__Records for this exercise__:
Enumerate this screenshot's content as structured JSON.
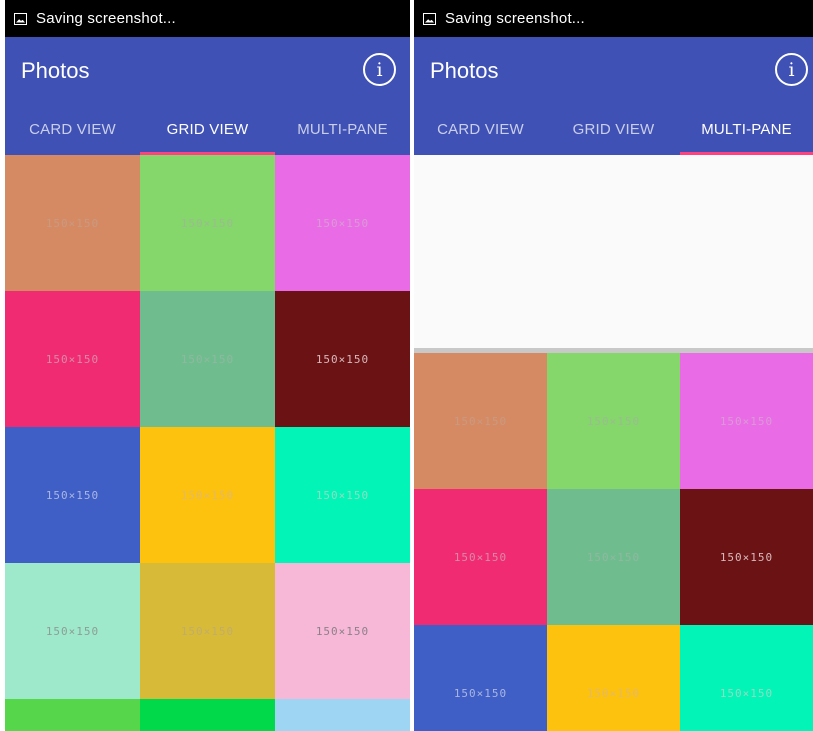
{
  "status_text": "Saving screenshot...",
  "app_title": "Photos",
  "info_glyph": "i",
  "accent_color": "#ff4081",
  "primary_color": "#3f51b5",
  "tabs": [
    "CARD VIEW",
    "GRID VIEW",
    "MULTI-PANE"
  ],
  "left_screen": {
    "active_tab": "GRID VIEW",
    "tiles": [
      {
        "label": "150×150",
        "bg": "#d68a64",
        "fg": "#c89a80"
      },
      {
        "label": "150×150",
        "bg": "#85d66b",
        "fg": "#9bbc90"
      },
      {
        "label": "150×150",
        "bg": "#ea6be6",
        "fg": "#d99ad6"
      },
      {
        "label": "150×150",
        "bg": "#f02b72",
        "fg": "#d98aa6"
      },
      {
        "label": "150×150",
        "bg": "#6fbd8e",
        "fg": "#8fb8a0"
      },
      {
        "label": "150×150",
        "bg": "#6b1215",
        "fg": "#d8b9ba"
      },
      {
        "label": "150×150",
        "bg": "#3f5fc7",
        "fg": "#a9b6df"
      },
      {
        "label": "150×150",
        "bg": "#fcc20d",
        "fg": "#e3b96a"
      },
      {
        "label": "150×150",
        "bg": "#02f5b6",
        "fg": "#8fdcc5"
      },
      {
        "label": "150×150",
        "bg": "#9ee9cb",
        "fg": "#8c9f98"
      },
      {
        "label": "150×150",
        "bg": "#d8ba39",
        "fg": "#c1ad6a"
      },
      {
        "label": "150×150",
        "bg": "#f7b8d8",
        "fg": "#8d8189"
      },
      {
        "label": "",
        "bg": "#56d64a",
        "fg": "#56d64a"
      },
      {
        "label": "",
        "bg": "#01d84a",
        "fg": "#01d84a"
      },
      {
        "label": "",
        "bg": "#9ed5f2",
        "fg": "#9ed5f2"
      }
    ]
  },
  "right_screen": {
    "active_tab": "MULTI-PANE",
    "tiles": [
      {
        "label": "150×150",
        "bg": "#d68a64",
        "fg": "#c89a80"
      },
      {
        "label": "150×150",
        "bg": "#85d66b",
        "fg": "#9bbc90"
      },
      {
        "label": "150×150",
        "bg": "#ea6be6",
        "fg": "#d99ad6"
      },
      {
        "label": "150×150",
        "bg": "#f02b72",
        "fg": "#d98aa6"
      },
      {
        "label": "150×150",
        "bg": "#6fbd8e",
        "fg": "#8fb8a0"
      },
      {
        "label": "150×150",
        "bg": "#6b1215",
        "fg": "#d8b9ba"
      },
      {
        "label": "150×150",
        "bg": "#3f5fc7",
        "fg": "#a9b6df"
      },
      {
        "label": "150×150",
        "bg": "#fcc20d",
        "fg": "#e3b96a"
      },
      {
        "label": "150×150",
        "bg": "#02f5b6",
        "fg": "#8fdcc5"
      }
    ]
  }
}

__Exercise__:
Show, from the material above, each line that includes the string "VIEW".

__Solution to this task__:
    "CARD VIEW",
    "GRID VIEW",
    "active_tab": "GRID VIEW",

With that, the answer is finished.